[Items from a data source]
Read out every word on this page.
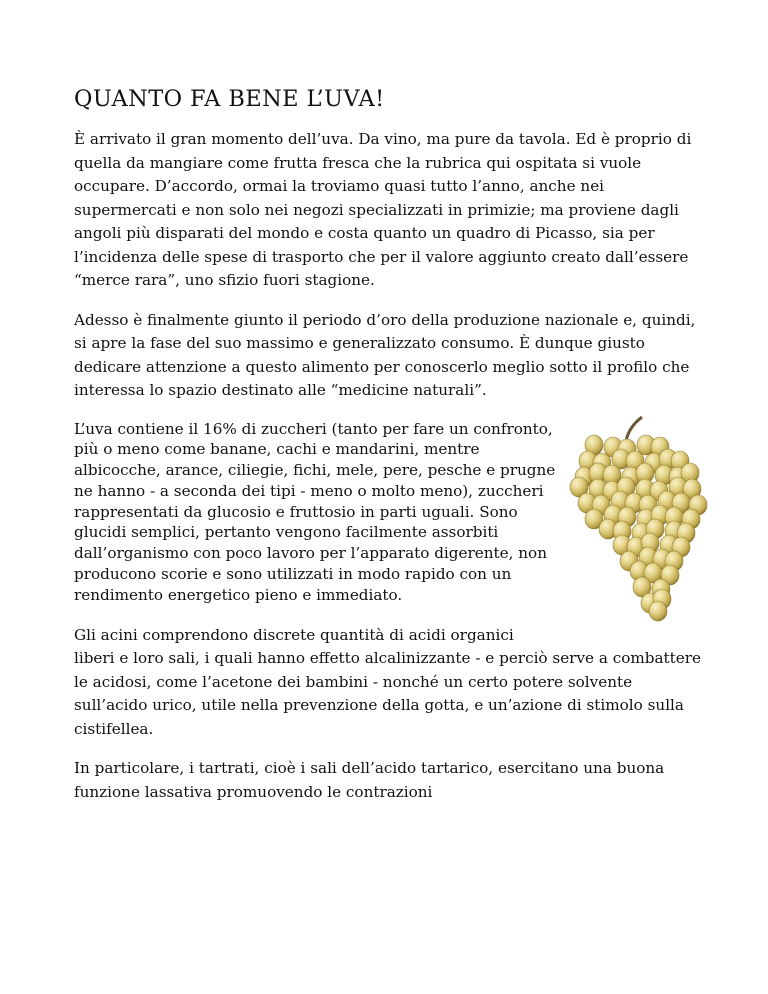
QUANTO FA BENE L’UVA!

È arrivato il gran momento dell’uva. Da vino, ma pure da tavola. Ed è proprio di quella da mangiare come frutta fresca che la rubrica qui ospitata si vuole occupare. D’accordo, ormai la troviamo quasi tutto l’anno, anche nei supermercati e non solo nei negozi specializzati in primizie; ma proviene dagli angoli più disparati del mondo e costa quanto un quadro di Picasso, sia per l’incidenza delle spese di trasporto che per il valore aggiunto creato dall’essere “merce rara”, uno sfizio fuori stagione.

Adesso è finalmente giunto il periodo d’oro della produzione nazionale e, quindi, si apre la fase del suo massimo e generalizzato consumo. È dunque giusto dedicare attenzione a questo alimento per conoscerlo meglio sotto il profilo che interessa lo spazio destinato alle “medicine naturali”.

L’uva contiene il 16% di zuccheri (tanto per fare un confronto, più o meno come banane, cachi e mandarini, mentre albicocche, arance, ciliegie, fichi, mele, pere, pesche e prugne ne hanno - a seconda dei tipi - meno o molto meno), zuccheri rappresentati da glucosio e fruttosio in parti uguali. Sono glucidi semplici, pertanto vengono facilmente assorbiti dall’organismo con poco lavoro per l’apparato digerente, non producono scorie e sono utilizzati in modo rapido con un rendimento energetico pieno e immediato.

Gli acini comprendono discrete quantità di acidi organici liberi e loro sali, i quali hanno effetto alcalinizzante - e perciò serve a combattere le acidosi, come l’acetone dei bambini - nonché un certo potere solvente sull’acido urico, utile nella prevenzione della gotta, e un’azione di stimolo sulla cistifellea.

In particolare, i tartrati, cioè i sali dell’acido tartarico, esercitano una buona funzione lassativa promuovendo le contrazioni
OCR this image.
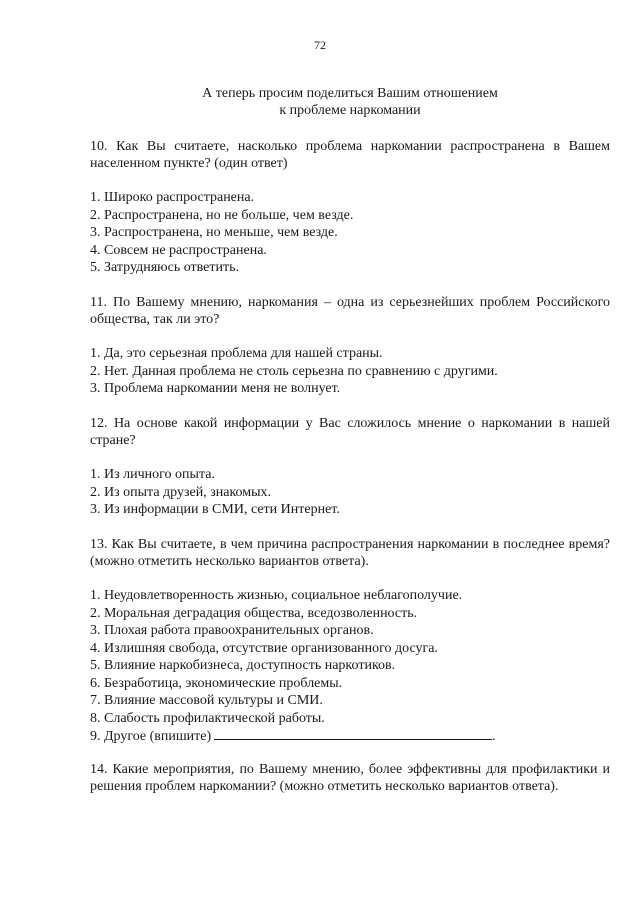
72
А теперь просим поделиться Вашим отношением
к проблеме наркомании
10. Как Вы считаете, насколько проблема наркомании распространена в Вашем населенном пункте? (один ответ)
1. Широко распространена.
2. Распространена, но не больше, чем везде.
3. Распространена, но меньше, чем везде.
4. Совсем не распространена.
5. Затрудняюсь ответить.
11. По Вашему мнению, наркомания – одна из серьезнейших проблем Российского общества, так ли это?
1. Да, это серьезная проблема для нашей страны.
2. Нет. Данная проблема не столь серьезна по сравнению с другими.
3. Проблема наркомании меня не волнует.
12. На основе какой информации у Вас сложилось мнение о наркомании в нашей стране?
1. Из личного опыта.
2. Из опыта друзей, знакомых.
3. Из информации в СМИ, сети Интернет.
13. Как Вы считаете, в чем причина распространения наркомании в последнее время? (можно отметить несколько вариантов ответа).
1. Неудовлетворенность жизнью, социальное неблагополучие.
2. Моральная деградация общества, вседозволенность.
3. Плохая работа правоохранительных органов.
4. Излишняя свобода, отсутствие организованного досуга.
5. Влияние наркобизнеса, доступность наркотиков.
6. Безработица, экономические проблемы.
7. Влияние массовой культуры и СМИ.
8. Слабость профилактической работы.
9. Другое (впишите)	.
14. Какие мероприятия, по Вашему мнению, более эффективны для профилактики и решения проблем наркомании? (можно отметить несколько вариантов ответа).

The problem → Gather each line in the entries above where the string "acido" is found.

Answer →
Gli acini comprendono discrete quantità di acidi organici liberi e loro sali, i quali hanno effetto alcalinizzante - e perciò serve a combattere le acidosi, come l’acetone dei bambini - nonché un certo potere solvente sull’acido urico, utile nella prevenzione della gotta, e un’azione di stimolo sulla cistifellea.
In particolare, i tartrati, cioè i sali dell’acido tartarico, esercitano una buona funzione lassativa promuovendo le contrazioni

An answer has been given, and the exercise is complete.